- _Instruction_
Make an exact copy of the lines below.

- _Data for this exercise_
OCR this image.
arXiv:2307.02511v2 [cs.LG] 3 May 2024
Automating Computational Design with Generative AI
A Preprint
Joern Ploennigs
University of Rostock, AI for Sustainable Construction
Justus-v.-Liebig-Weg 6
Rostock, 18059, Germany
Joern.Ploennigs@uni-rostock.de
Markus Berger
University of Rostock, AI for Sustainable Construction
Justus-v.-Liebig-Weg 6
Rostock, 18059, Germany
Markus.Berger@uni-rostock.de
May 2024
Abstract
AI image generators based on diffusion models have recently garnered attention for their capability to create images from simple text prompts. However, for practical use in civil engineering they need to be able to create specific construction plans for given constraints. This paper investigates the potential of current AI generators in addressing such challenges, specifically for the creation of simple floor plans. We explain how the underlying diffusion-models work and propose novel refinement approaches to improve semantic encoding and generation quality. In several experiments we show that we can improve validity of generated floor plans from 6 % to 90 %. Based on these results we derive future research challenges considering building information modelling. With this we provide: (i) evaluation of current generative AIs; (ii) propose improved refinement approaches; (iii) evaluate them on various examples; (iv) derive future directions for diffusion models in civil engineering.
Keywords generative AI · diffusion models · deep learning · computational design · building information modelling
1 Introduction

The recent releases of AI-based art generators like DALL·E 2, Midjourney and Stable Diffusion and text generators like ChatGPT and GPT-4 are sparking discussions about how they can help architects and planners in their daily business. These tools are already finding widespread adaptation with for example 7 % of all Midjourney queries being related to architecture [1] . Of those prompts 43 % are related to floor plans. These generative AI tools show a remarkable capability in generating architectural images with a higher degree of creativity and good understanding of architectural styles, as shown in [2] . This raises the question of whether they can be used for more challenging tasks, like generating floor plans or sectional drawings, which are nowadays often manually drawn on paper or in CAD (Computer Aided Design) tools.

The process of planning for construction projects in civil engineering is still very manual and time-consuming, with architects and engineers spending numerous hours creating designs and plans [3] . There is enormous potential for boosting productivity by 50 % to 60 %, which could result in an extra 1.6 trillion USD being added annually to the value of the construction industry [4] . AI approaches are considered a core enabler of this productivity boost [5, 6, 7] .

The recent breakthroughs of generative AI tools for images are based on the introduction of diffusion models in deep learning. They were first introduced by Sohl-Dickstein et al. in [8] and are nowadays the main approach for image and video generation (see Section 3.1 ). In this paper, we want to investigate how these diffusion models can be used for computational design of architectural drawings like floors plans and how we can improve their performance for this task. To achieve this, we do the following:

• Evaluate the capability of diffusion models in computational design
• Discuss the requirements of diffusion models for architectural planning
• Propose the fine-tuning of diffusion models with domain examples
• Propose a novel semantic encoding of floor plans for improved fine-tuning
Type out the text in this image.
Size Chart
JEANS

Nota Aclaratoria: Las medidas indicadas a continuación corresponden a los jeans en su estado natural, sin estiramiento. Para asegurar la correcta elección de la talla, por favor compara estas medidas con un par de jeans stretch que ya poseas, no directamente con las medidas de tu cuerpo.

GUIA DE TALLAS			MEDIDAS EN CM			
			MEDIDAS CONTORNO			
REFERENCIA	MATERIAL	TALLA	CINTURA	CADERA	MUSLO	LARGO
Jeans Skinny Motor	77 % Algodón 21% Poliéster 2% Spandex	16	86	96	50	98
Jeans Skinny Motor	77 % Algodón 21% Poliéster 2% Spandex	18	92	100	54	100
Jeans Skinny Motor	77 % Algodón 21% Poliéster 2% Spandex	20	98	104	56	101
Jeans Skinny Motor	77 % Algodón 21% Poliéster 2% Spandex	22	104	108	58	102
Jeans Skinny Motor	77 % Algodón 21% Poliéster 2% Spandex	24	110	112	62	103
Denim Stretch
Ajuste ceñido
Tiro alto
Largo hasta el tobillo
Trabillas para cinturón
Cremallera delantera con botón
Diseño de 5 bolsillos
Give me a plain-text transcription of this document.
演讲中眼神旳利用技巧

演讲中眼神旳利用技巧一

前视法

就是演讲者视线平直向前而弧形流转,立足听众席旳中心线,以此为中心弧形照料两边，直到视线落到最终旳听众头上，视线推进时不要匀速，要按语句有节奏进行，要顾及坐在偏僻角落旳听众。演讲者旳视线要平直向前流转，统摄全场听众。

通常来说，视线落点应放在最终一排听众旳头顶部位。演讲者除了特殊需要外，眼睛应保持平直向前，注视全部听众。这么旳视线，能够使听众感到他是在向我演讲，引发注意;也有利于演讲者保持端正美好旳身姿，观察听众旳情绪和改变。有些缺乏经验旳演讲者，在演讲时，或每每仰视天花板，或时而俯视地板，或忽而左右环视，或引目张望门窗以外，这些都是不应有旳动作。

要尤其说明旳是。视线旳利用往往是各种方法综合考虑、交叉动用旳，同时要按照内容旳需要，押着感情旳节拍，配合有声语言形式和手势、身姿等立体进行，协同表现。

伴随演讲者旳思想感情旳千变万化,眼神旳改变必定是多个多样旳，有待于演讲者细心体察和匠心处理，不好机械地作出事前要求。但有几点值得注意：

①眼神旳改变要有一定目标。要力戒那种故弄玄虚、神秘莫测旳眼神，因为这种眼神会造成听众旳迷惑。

- _In response_
OCR this image.
arXiv:2307.02511v2 [cs.LG] 3 May 2024
Automating Computational Design with Generative AI
A Preprint
Joern Ploennigs
University of Rostock, AI for Sustainable Construction
Justus-v.-Liebig-Weg 6
Rostock, 18059, Germany
Joern.Ploennigs@uni-rostock.de
Markus Berger
University of Rostock, AI for Sustainable Construction
Justus-v.-Liebig-Weg 6
Rostock, 18059, Germany
Markus.Berger@uni-rostock.de
May 2024
Abstract
AI image generators based on diffusion models have recently garnered attention for their capability to create images from simple text prompts. However, for practical use in civil engineering they need to be able to create specific construction plans for given constraints. This paper investigates the potential of current AI generators in addressing such challenges, specifically for the creation of simple floor plans. We explain how the underlying diffusion-models work and propose novel refinement approaches to improve semantic encoding and generation quality. In several experiments we show that we can improve validity of generated floor plans from 6 % to 90 %. Based on these results we derive future research challenges considering building information modelling. With this we provide: (i) evaluation of current generative AIs; (ii) propose improved refinement approaches; (iii) evaluate them on various examples; (iv) derive future directions for diffusion models in civil engineering.
Keywords generative AI · diffusion models · deep learning · computational design · building information modelling
1 Introduction

The recent releases of AI-based art generators like DALL·E 2, Midjourney and Stable Diffusion and text generators like ChatGPT and GPT-4 are sparking discussions about how they can help architects and planners in their daily business. These tools are already finding widespread adaptation with for example 7 % of all Midjourney queries being related to architecture [1] . Of those prompts 43 % are related to floor plans. These generative AI tools show a remarkable capability in generating architectural images with a higher degree of creativity and good understanding of architectural styles, as shown in [2] . This raises the question of whether they can be used for more challenging tasks, like generating floor plans or sectional drawings, which are nowadays often manually drawn on paper or in CAD (Computer Aided Design) tools.

The process of planning for construction projects in civil engineering is still very manual and time-consuming, with architects and engineers spending numerous hours creating designs and plans [3] . There is enormous potential for boosting productivity by 50 % to 60 %, which could result in an extra 1.6 trillion USD being added annually to the value of the construction industry [4] . AI approaches are considered a core enabler of this productivity boost [5, 6, 7] .

The recent breakthroughs of generative AI tools for images are based on the introduction of diffusion models in deep learning. They were first introduced by Sohl-Dickstein et al. in [8] and are nowadays the main approach for image and video generation (see Section 3.1 ). In this paper, we want to investigate how these diffusion models can be used for computational design of architectural drawings like floors plans and how we can improve their performance for this task. To achieve this, we do the following:

• Evaluate the capability of diffusion models in computational design
• Discuss the requirements of diffusion models for architectural planning
• Propose the fine-tuning of diffusion models with domain examples
• Propose a novel semantic encoding of floor plans for improved fine-tuning
Type out the text in this image.
Size Chart
JEANS

Nota Aclaratoria: Las medidas indicadas a continuación corresponden a los jeans en su estado natural, sin estiramiento. Para asegurar la correcta elección de la talla, por favor compara estas medidas con un par de jeans stretch que ya poseas, no directamente con las medidas de tu cuerpo.

GUIA DE TALLAS			MEDIDAS EN CM			
			MEDIDAS CONTORNO			
REFERENCIA	MATERIAL	TALLA	CINTURA	CADERA	MUSLO	LARGO
Jeans Skinny Motor	77 % Algodón 21% Poliéster 2% Spandex	16	86	96	50	98
Jeans Skinny Motor	77 % Algodón 21% Poliéster 2% Spandex	18	92	100	54	100
Jeans Skinny Motor	77 % Algodón 21% Poliéster 2% Spandex	20	98	104	56	101
Jeans Skinny Motor	77 % Algodón 21% Poliéster 2% Spandex	22	104	108	58	102
Jeans Skinny Motor	77 % Algodón 21% Poliéster 2% Spandex	24	110	112	62	103
Denim Stretch
Ajuste ceñido
Tiro alto
Largo hasta el tobillo
Trabillas para cinturón
Cremallera delantera con botón
Diseño de 5 bolsillos
Give me a plain-text transcription of this document.
演讲中眼神旳利用技巧

演讲中眼神旳利用技巧一

前视法

就是演讲者视线平直向前而弧形流转,立足听众席旳中心线,以此为中心弧形照料两边，直到视线落到最终旳听众头上，视线推进时不要匀速，要按语句有节奏进行，要顾及坐在偏僻角落旳听众。演讲者旳视线要平直向前流转，统摄全场听众。

通常来说，视线落点应放在最终一排听众旳头顶部位。演讲者除了特殊需要外，眼睛应保持平直向前，注视全部听众。这么旳视线，能够使听众感到他是在向我演讲，引发注意;也有利于演讲者保持端正美好旳身姿，观察听众旳情绪和改变。有些缺乏经验旳演讲者，在演讲时，或每每仰视天花板，或时而俯视地板，或忽而左右环视，或引目张望门窗以外，这些都是不应有旳动作。

要尤其说明旳是。视线旳利用往往是各种方法综合考虑、交叉动用旳，同时要按照内容旳需要，押着感情旳节拍，配合有声语言形式和手势、身姿等立体进行，协同表现。

伴随演讲者旳思想感情旳千变万化,眼神旳改变必定是多个多样旳，有待于演讲者细心体察和匠心处理，不好机械地作出事前要求。但有几点值得注意：

①眼神旳改变要有一定目标。要力戒那种故弄玄虚、神秘莫测旳眼神，因为这种眼神会造成听众旳迷惑。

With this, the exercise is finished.